Directive:
Show all lines of the listing that hold the word "this".

[Saved entries]
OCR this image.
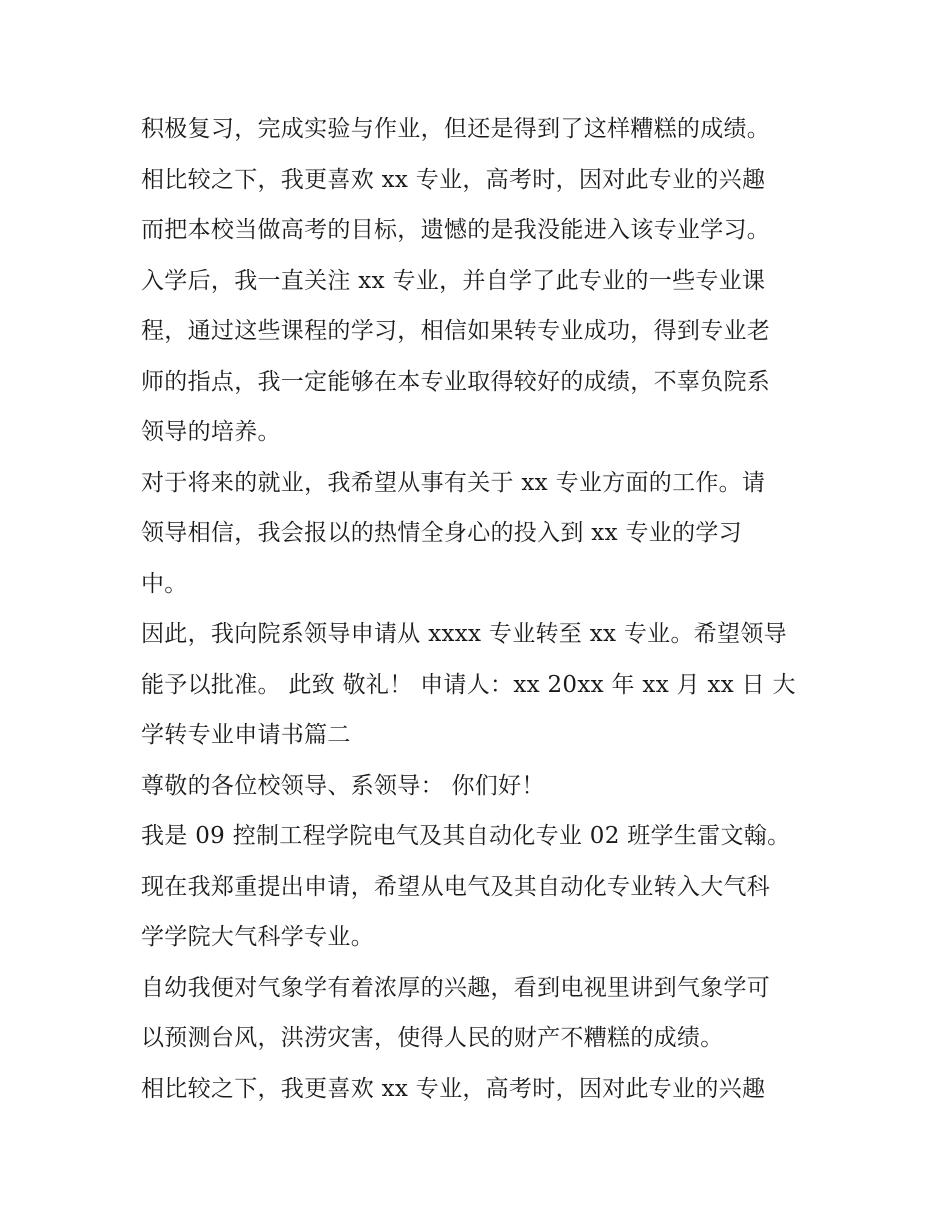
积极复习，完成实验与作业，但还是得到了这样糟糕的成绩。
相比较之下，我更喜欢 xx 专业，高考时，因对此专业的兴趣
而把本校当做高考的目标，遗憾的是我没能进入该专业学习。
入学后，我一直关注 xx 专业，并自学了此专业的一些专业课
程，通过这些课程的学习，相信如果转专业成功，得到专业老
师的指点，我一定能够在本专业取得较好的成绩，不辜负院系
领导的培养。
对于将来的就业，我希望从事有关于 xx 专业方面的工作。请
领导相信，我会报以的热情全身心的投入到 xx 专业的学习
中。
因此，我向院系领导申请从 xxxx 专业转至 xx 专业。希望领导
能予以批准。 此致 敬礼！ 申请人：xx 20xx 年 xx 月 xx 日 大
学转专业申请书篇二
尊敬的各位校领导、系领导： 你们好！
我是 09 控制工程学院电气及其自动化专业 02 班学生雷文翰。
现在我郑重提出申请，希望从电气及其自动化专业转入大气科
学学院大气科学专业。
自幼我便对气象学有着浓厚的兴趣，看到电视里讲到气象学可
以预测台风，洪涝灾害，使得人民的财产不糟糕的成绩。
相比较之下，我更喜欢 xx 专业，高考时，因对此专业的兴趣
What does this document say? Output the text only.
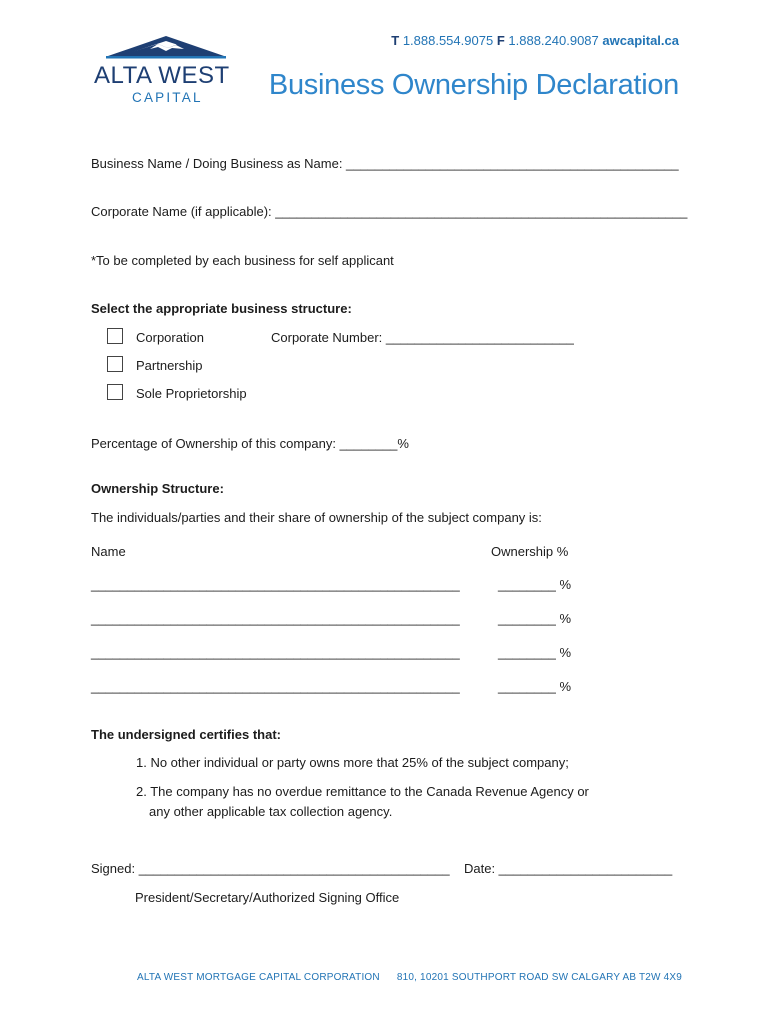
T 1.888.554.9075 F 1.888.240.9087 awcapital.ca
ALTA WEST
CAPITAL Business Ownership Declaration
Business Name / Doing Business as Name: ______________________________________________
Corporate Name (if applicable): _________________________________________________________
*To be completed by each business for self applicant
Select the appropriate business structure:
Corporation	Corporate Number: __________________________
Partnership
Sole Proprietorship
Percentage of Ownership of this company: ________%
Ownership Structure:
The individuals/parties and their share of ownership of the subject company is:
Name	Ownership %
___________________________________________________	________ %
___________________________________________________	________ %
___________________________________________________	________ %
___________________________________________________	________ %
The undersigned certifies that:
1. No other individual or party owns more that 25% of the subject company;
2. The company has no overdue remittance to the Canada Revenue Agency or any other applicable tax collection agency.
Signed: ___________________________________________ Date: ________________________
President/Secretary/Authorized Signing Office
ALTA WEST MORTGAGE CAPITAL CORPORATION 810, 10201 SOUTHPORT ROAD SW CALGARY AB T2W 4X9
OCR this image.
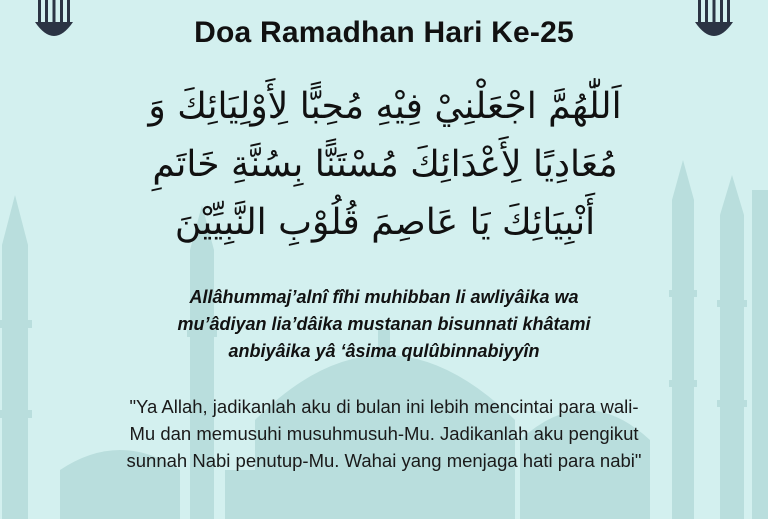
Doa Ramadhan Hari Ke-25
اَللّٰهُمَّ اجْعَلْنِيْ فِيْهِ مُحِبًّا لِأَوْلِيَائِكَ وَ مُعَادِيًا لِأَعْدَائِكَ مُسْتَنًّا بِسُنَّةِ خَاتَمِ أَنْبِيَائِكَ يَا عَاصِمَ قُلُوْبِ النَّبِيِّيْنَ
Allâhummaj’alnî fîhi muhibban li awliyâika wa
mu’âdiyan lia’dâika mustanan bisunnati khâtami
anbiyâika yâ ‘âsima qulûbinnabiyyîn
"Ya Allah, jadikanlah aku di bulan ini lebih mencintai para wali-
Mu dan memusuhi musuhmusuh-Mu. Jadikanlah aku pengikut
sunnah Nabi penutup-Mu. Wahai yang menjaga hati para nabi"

Result:
OCR this image.
What does this document say? Output the text only.
Percentage of Ownership of this company: ________%
OCR this image.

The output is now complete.